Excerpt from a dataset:
++++++++++
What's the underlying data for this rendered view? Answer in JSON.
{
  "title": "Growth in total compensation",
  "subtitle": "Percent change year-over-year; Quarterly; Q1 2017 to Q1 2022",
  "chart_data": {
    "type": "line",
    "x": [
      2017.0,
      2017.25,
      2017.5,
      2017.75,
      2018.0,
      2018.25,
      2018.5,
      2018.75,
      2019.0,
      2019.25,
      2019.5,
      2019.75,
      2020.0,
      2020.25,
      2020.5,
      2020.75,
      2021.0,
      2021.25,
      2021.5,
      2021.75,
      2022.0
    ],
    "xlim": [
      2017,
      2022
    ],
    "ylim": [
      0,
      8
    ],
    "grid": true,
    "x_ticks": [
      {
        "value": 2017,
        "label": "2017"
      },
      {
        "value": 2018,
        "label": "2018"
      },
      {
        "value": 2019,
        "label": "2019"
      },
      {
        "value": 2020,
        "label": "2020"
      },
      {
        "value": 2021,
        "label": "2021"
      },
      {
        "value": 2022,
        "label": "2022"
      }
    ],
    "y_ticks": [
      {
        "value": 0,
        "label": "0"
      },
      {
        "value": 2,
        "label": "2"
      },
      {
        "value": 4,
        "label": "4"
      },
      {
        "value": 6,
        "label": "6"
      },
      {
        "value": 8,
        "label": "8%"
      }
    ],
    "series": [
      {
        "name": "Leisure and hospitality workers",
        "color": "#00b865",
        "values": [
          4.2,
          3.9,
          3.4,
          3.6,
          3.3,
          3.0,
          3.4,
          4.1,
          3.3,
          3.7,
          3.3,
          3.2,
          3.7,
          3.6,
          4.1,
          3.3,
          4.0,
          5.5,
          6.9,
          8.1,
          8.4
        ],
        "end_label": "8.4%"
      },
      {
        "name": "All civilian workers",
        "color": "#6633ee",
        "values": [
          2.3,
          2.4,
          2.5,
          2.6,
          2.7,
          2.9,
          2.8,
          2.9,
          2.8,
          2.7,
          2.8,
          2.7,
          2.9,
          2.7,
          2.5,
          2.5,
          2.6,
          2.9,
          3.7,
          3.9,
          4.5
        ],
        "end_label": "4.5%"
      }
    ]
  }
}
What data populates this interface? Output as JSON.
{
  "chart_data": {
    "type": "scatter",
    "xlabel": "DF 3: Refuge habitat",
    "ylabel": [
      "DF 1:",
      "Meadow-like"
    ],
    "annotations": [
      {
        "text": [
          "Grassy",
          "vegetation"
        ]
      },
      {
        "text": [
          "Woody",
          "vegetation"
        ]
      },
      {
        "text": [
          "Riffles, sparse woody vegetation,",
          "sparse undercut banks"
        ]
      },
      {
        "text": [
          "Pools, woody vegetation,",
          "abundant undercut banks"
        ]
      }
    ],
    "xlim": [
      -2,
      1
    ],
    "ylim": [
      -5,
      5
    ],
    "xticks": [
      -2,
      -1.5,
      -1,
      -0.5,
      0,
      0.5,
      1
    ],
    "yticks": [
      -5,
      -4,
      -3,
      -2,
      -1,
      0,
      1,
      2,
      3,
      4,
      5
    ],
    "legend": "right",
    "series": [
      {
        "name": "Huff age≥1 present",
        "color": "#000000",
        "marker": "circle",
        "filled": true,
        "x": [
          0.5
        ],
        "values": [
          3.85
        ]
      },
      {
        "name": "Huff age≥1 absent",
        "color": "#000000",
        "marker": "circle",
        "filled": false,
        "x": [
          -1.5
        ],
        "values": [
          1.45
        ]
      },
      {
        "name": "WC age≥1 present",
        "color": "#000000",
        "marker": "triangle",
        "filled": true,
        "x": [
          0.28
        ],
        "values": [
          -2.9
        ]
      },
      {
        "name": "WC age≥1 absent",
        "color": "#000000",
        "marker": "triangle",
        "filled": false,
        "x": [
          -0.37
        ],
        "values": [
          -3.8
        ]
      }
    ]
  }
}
++++++++++
## TASK
Output the full listing exactly as it stands.

## RESULT
What's the underlying data for this rendered view? Answer in JSON.
{
  "title": "Growth in total compensation",
  "subtitle": "Percent change year-over-year; Quarterly; Q1 2017 to Q1 2022",
  "chart_data": {
    "type": "line",
    "x": [
      2017.0,
      2017.25,
      2017.5,
      2017.75,
      2018.0,
      2018.25,
      2018.5,
      2018.75,
      2019.0,
      2019.25,
      2019.5,
      2019.75,
      2020.0,
      2020.25,
      2020.5,
      2020.75,
      2021.0,
      2021.25,
      2021.5,
      2021.75,
      2022.0
    ],
    "xlim": [
      2017,
      2022
    ],
    "ylim": [
      0,
      8
    ],
    "grid": true,
    "x_ticks": [
      {
        "value": 2017,
        "label": "2017"
      },
      {
        "value": 2018,
        "label": "2018"
      },
      {
        "value": 2019,
        "label": "2019"
      },
      {
        "value": 2020,
        "label": "2020"
      },
      {
        "value": 2021,
        "label": "2021"
      },
      {
        "value": 2022,
        "label": "2022"
      }
    ],
    "y_ticks": [
      {
        "value": 0,
        "label": "0"
      },
      {
        "value": 2,
        "label": "2"
      },
      {
        "value": 4,
        "label": "4"
      },
      {
        "value": 6,
        "label": "6"
      },
      {
        "value": 8,
        "label": "8%"
      }
    ],
    "series": [
      {
        "name": "Leisure and hospitality workers",
        "color": "#00b865",
        "values": [
          4.2,
          3.9,
          3.4,
          3.6,
          3.3,
          3.0,
          3.4,
          4.1,
          3.3,
          3.7,
          3.3,
          3.2,
          3.7,
          3.6,
          4.1,
          3.3,
          4.0,
          5.5,
          6.9,
          8.1,
          8.4
        ],
        "end_label": "8.4%"
      },
      {
        "name": "All civilian workers",
        "color": "#6633ee",
        "values": [
          2.3,
          2.4,
          2.5,
          2.6,
          2.7,
          2.9,
          2.8,
          2.9,
          2.8,
          2.7,
          2.8,
          2.7,
          2.9,
          2.7,
          2.5,
          2.5,
          2.6,
          2.9,
          3.7,
          3.9,
          4.5
        ],
        "end_label": "4.5%"
      }
    ]
  }
}
What data populates this interface? Output as JSON.
{
  "chart_data": {
    "type": "scatter",
    "xlabel": "DF 3: Refuge habitat",
    "ylabel": [
      "DF 1:",
      "Meadow-like"
    ],
    "annotations": [
      {
        "text": [
          "Grassy",
          "vegetation"
        ]
      },
      {
        "text": [
          "Woody",
          "vegetation"
        ]
      },
      {
        "text": [
          "Riffles, sparse woody vegetation,",
          "sparse undercut banks"
        ]
      },
      {
        "text": [
          "Pools, woody vegetation,",
          "abundant undercut banks"
        ]
      }
    ],
    "xlim": [
      -2,
      1
    ],
    "ylim": [
      -5,
      5
    ],
    "xticks": [
      -2,
      -1.5,
      -1,
      -0.5,
      0,
      0.5,
      1
    ],
    "yticks": [
      -5,
      -4,
      -3,
      -2,
      -1,
      0,
      1,
      2,
      3,
      4,
      5
    ],
    "legend": "right",
    "series": [
      {
        "name": "Huff age≥1 present",
        "color": "#000000",
        "marker": "circle",
        "filled": true,
        "x": [
          0.5
        ],
        "values": [
          3.85
        ]
      },
      {
        "name": "Huff age≥1 absent",
        "color": "#000000",
        "marker": "circle",
        "filled": false,
        "x": [
          -1.5
        ],
        "values": [
          1.45
        ]
      },
      {
        "name": "WC age≥1 present",
        "color": "#000000",
        "marker": "triangle",
        "filled": true,
        "x": [
          0.28
        ],
        "values": [
          -2.9
        ]
      },
      {
        "name": "WC age≥1 absent",
        "color": "#000000",
        "marker": "triangle",
        "filled": false,
        "x": [
          -0.37
        ],
        "values": [
          -3.8
        ]
      }
    ]
  }
}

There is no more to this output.